**What you should do**
Produce an exact copy of all the records.

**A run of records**
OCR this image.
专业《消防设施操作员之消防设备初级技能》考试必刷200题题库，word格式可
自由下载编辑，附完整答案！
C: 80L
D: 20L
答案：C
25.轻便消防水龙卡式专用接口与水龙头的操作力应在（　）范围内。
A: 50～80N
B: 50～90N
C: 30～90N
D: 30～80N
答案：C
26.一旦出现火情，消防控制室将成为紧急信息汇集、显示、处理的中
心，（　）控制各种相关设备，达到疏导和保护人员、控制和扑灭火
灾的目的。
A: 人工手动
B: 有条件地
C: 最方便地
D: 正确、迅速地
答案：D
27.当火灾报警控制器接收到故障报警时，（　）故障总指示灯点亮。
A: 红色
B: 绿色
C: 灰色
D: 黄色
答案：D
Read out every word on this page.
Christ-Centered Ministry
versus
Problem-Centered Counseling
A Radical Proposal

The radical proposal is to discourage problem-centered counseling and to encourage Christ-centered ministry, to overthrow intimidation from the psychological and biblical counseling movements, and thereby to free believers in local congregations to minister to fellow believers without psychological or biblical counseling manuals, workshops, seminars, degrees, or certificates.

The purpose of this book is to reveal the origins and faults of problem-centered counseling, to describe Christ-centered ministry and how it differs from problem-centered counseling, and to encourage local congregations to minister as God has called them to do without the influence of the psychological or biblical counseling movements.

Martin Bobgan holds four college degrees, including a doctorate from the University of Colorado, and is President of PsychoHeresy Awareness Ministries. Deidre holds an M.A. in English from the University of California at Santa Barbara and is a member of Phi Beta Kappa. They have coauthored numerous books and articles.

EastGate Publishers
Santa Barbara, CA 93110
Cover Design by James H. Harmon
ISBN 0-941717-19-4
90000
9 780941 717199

**Task answer**
OCR this image.
专业《消防设施操作员之消防设备初级技能》考试必刷200题题库，word格式可
自由下载编辑，附完整答案！
C: 80L
D: 20L
答案：C
25.轻便消防水龙卡式专用接口与水龙头的操作力应在（　）范围内。
A: 50～80N
B: 50～90N
C: 30～90N
D: 30～80N
答案：C
26.一旦出现火情，消防控制室将成为紧急信息汇集、显示、处理的中
心，（　）控制各种相关设备，达到疏导和保护人员、控制和扑灭火
灾的目的。
A: 人工手动
B: 有条件地
C: 最方便地
D: 正确、迅速地
答案：D
27.当火灾报警控制器接收到故障报警时，（　）故障总指示灯点亮。
A: 红色
B: 绿色
C: 灰色
D: 黄色
答案：D
Read out every word on this page.
Christ-Centered Ministry
versus
Problem-Centered Counseling
A Radical Proposal

The radical proposal is to discourage problem-centered counseling and to encourage Christ-centered ministry, to overthrow intimidation from the psychological and biblical counseling movements, and thereby to free believers in local congregations to minister to fellow believers without psychological or biblical counseling manuals, workshops, seminars, degrees, or certificates.

The purpose of this book is to reveal the origins and faults of problem-centered counseling, to describe Christ-centered ministry and how it differs from problem-centered counseling, and to encourage local congregations to minister as God has called them to do without the influence of the psychological or biblical counseling movements.

Martin Bobgan holds four college degrees, including a doctorate from the University of Colorado, and is President of PsychoHeresy Awareness Ministries. Deidre holds an M.A. in English from the University of California at Santa Barbara and is a member of Phi Beta Kappa. They have coauthored numerous books and articles.

EastGate Publishers
Santa Barbara, CA 93110
Cover Design by James H. Harmon
ISBN 0-941717-19-4
90000
9 780941 717199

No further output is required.